- Stated goal
Omit the images, then print each record below exactly as it reads.

START Data for this exercise

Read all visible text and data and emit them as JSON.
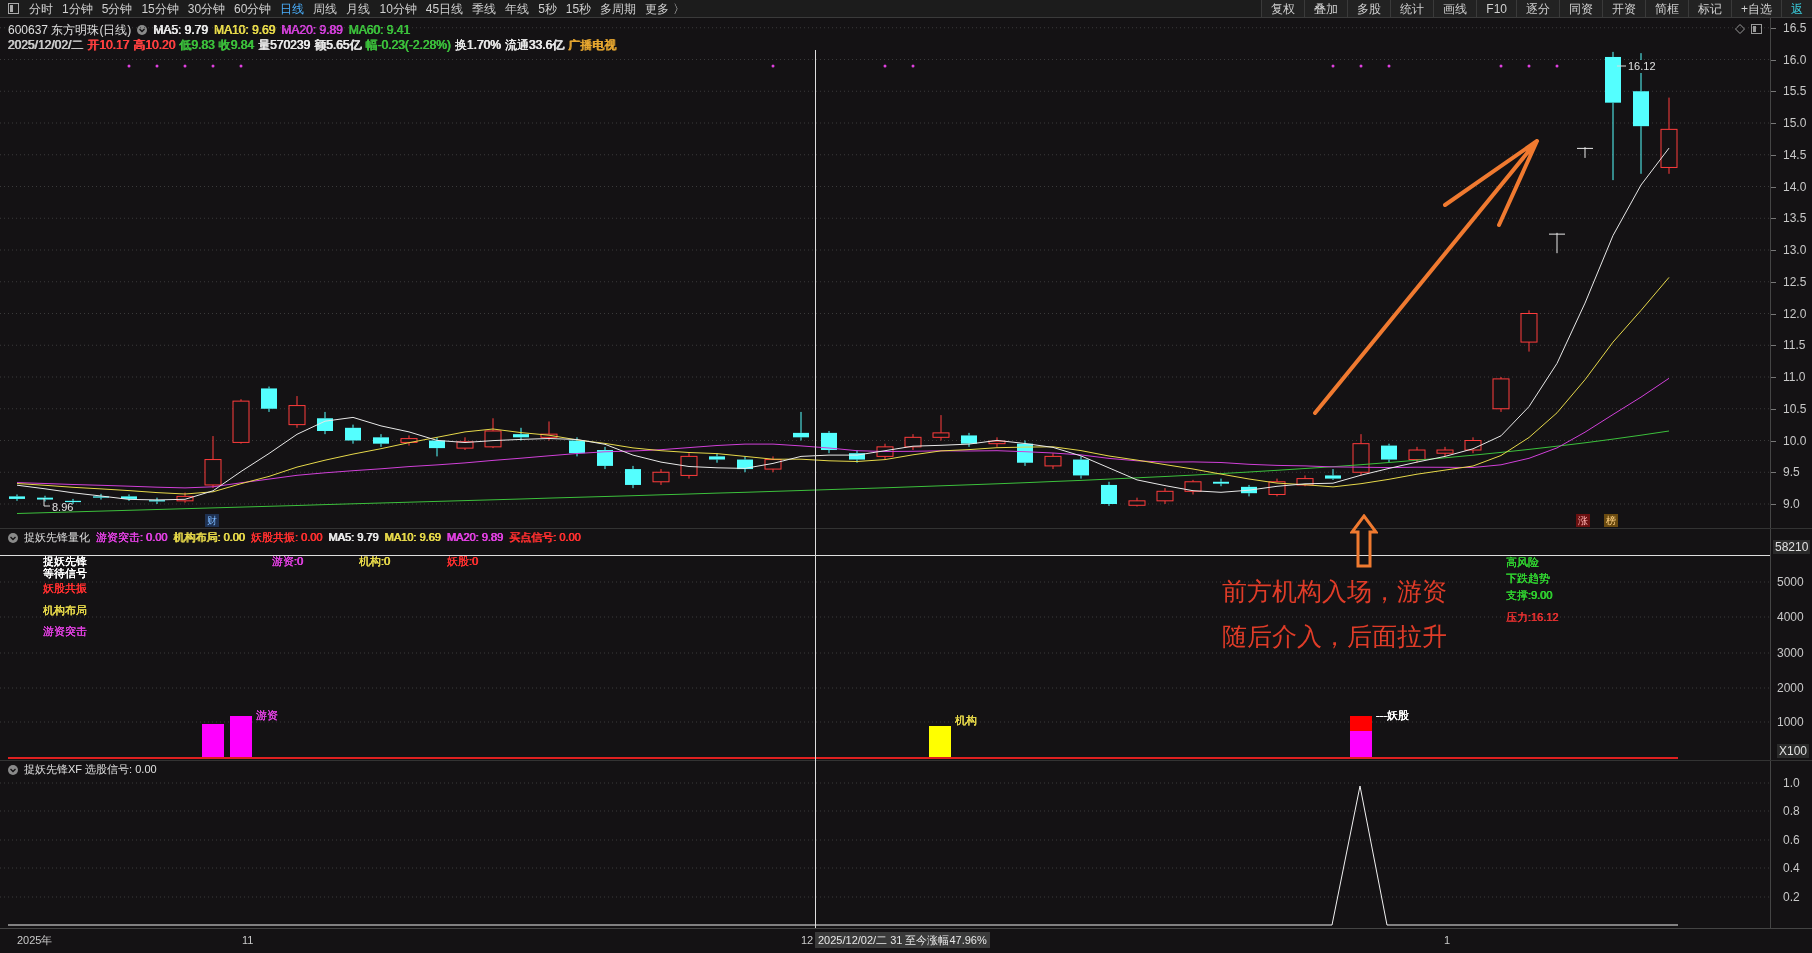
{
  "toolbar": {
    "periods": [
      {
        "label": "分时",
        "selected": false
      },
      {
        "label": "1分钟",
        "selected": false
      },
      {
        "label": "5分钟",
        "selected": false
      },
      {
        "label": "15分钟",
        "selected": false
      },
      {
        "label": "30分钟",
        "selected": false
      },
      {
        "label": "60分钟",
        "selected": false
      },
      {
        "label": "日线",
        "selected": true
      },
      {
        "label": "周线",
        "selected": false
      },
      {
        "label": "月线",
        "selected": false
      },
      {
        "label": "10分钟",
        "selected": false
      },
      {
        "label": "45日线",
        "selected": false
      },
      {
        "label": "季线",
        "selected": false
      },
      {
        "label": "年线",
        "selected": false
      },
      {
        "label": "5秒",
        "selected": false
      },
      {
        "label": "15秒",
        "selected": false
      },
      {
        "label": "多周期",
        "selected": false
      },
      {
        "label": "更多 〉",
        "selected": false
      }
    ],
    "tools": [
      "复权",
      "叠加",
      "多股",
      "统计",
      "画线",
      "F10",
      "逐分",
      "同资",
      "开资",
      "简框",
      "标记",
      "+自选",
      "返"
    ]
  },
  "header": {
    "title": "600637 东方明珠(日线)",
    "ma": [
      {
        "label": "MA5: 9.79",
        "color": "#e8e8e8"
      },
      {
        "label": "MA10: 9.69",
        "color": "#e6d84a"
      },
      {
        "label": "MA20: 9.89",
        "color": "#d040d8"
      },
      {
        "label": "MA60: 9.41",
        "color": "#3cc03c"
      }
    ],
    "quote": [
      {
        "label": "2025/12/02/二",
        "color": "#c8c8c8"
      },
      {
        "label": "开10.17",
        "color": "#ff4040"
      },
      {
        "label": "高10.20",
        "color": "#ff4040"
      },
      {
        "label": "低9.83",
        "color": "#3cc03c"
      },
      {
        "label": "收9.84",
        "color": "#3cc03c"
      },
      {
        "label": "量570239",
        "color": "#e8e8e8"
      },
      {
        "label": "额5.65亿",
        "color": "#e8e8e8"
      },
      {
        "label": "幅-0.23(-2.28%)",
        "color": "#3cc03c"
      },
      {
        "label": "换1.70%",
        "color": "#e8e8e8"
      },
      {
        "label": "流通33.6亿",
        "color": "#e8e8e8"
      },
      {
        "label": "广播电视",
        "color": "#e8a830"
      }
    ]
  },
  "main_chart": {
    "price_axis": [
      "16.5",
      "16.0",
      "15.5",
      "15.0",
      "14.5",
      "14.0",
      "13.5",
      "13.0",
      "12.5",
      "12.0",
      "11.5",
      "11.0",
      "10.5",
      "10.0",
      "9.5",
      "9.0"
    ],
    "high_label": "16.12",
    "low_label": "8.96",
    "badges": [
      {
        "label": "财",
        "kind": "finance"
      },
      {
        "label": "涨",
        "kind": "up"
      },
      {
        "label": "榜",
        "kind": "rank"
      }
    ],
    "annotation": [
      "前方机构入场，游资",
      "随后介入，后面拉升"
    ]
  },
  "panel_2": {
    "title": "捉妖先锋量化",
    "values": [
      {
        "label": "游资突击: 0.00",
        "color": "#e040e0"
      },
      {
        "label": "机构布局: 0.00",
        "color": "#e6d84a"
      },
      {
        "label": "妖股共振: 0.00",
        "color": "#ff3030"
      },
      {
        "label": "MA5: 9.79",
        "color": "#e8e8e8"
      },
      {
        "label": "MA10: 9.69",
        "color": "#e6d84a"
      },
      {
        "label": "MA20: 9.89",
        "color": "#e040e0"
      },
      {
        "label": "买点信号: 0.00",
        "color": "#ff3030"
      }
    ],
    "legend": [
      {
        "label": "捉妖先锋",
        "color": "#ffffff"
      },
      {
        "label": "等待信号",
        "color": "#ffffff"
      },
      {
        "label": "妖股共振",
        "color": "#ff3030"
      },
      {
        "label": "机构布局",
        "color": "#e6d84a"
      },
      {
        "label": "游资突击",
        "color": "#e040e0"
      }
    ],
    "counters": [
      {
        "label": "游资:0",
        "color": "#e040e0"
      },
      {
        "label": "机构:0",
        "color": "#e6d84a"
      },
      {
        "label": "妖股:0",
        "color": "#ff3030"
      }
    ],
    "bar_labels": [
      {
        "label": "游资",
        "color": "#e040e0"
      },
      {
        "label": "机构",
        "color": "#e6d84a"
      },
      {
        "label": "---妖股",
        "color": "#ffffff"
      }
    ],
    "signals": [
      {
        "label": "高风险",
        "color": "#30d030"
      },
      {
        "label": "下跌趋势",
        "color": "#30d030"
      },
      {
        "label": "支撑:9.00",
        "color": "#30d030"
      },
      {
        "label": "压力:16.12",
        "color": "#e03030"
      }
    ],
    "axis": [
      "58210",
      "5000",
      "4000",
      "3000",
      "2000",
      "1000",
      "X100"
    ]
  },
  "panel_3": {
    "title": "捉妖先锋XF 选股信号: 0.00",
    "axis": [
      "1.0",
      "0.8",
      "0.6",
      "0.4",
      "0.2"
    ]
  },
  "time_axis": {
    "labels": [
      "2025年",
      "11",
      "12",
      "1"
    ],
    "cursor_label": "2025/12/02/二 31 至今涨幅47.96%"
  }
}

END Data for this exercise

- Answer to this task
Read all visible text and data and emit them as JSON.
{
  "toolbar": {
    "periods": [
      {
        "label": "分时",
        "selected": false
      },
      {
        "label": "1分钟",
        "selected": false
      },
      {
        "label": "5分钟",
        "selected": false
      },
      {
        "label": "15分钟",
        "selected": false
      },
      {
        "label": "30分钟",
        "selected": false
      },
      {
        "label": "60分钟",
        "selected": false
      },
      {
        "label": "日线",
        "selected": true
      },
      {
        "label": "周线",
        "selected": false
      },
      {
        "label": "月线",
        "selected": false
      },
      {
        "label": "10分钟",
        "selected": false
      },
      {
        "label": "45日线",
        "selected": false
      },
      {
        "label": "季线",
        "selected": false
      },
      {
        "label": "年线",
        "selected": false
      },
      {
        "label": "5秒",
        "selected": false
      },
      {
        "label": "15秒",
        "selected": false
      },
      {
        "label": "多周期",
        "selected": false
      },
      {
        "label": "更多 〉",
        "selected": false
      }
    ],
    "tools": [
      "复权",
      "叠加",
      "多股",
      "统计",
      "画线",
      "F10",
      "逐分",
      "同资",
      "开资",
      "简框",
      "标记",
      "+自选",
      "返"
    ]
  },
  "header": {
    "title": "600637 东方明珠(日线)",
    "ma": [
      {
        "label": "MA5: 9.79",
        "color": "#e8e8e8"
      },
      {
        "label": "MA10: 9.69",
        "color": "#e6d84a"
      },
      {
        "label": "MA20: 9.89",
        "color": "#d040d8"
      },
      {
        "label": "MA60: 9.41",
        "color": "#3cc03c"
      }
    ],
    "quote": [
      {
        "label": "2025/12/02/二",
        "color": "#c8c8c8"
      },
      {
        "label": "开10.17",
        "color": "#ff4040"
      },
      {
        "label": "高10.20",
        "color": "#ff4040"
      },
      {
        "label": "低9.83",
        "color": "#3cc03c"
      },
      {
        "label": "收9.84",
        "color": "#3cc03c"
      },
      {
        "label": "量570239",
        "color": "#e8e8e8"
      },
      {
        "label": "额5.65亿",
        "color": "#e8e8e8"
      },
      {
        "label": "幅-0.23(-2.28%)",
        "color": "#3cc03c"
      },
      {
        "label": "换1.70%",
        "color": "#e8e8e8"
      },
      {
        "label": "流通33.6亿",
        "color": "#e8e8e8"
      },
      {
        "label": "广播电视",
        "color": "#e8a830"
      }
    ]
  },
  "main_chart": {
    "price_axis": [
      "16.5",
      "16.0",
      "15.5",
      "15.0",
      "14.5",
      "14.0",
      "13.5",
      "13.0",
      "12.5",
      "12.0",
      "11.5",
      "11.0",
      "10.5",
      "10.0",
      "9.5",
      "9.0"
    ],
    "high_label": "16.12",
    "low_label": "8.96",
    "badges": [
      {
        "label": "财",
        "kind": "finance"
      },
      {
        "label": "涨",
        "kind": "up"
      },
      {
        "label": "榜",
        "kind": "rank"
      }
    ],
    "annotation": [
      "前方机构入场，游资",
      "随后介入，后面拉升"
    ]
  },
  "panel_2": {
    "title": "捉妖先锋量化",
    "values": [
      {
        "label": "游资突击: 0.00",
        "color": "#e040e0"
      },
      {
        "label": "机构布局: 0.00",
        "color": "#e6d84a"
      },
      {
        "label": "妖股共振: 0.00",
        "color": "#ff3030"
      },
      {
        "label": "MA5: 9.79",
        "color": "#e8e8e8"
      },
      {
        "label": "MA10: 9.69",
        "color": "#e6d84a"
      },
      {
        "label": "MA20: 9.89",
        "color": "#e040e0"
      },
      {
        "label": "买点信号: 0.00",
        "color": "#ff3030"
      }
    ],
    "legend": [
      {
        "label": "捉妖先锋",
        "color": "#ffffff"
      },
      {
        "label": "等待信号",
        "color": "#ffffff"
      },
      {
        "label": "妖股共振",
        "color": "#ff3030"
      },
      {
        "label": "机构布局",
        "color": "#e6d84a"
      },
      {
        "label": "游资突击",
        "color": "#e040e0"
      }
    ],
    "counters": [
      {
        "label": "游资:0",
        "color": "#e040e0"
      },
      {
        "label": "机构:0",
        "color": "#e6d84a"
      },
      {
        "label": "妖股:0",
        "color": "#ff3030"
      }
    ],
    "bar_labels": [
      {
        "label": "游资",
        "color": "#e040e0"
      },
      {
        "label": "机构",
        "color": "#e6d84a"
      },
      {
        "label": "---妖股",
        "color": "#ffffff"
      }
    ],
    "signals": [
      {
        "label": "高风险",
        "color": "#30d030"
      },
      {
        "label": "下跌趋势",
        "color": "#30d030"
      },
      {
        "label": "支撑:9.00",
        "color": "#30d030"
      },
      {
        "label": "压力:16.12",
        "color": "#e03030"
      }
    ],
    "axis": [
      "58210",
      "5000",
      "4000",
      "3000",
      "2000",
      "1000",
      "X100"
    ]
  },
  "panel_3": {
    "title": "捉妖先锋XF 选股信号: 0.00",
    "axis": [
      "1.0",
      "0.8",
      "0.6",
      "0.4",
      "0.2"
    ]
  },
  "time_axis": {
    "labels": [
      "2025年",
      "11",
      "12",
      "1"
    ],
    "cursor_label": "2025/12/02/二 31 至今涨幅47.96%"
  }
}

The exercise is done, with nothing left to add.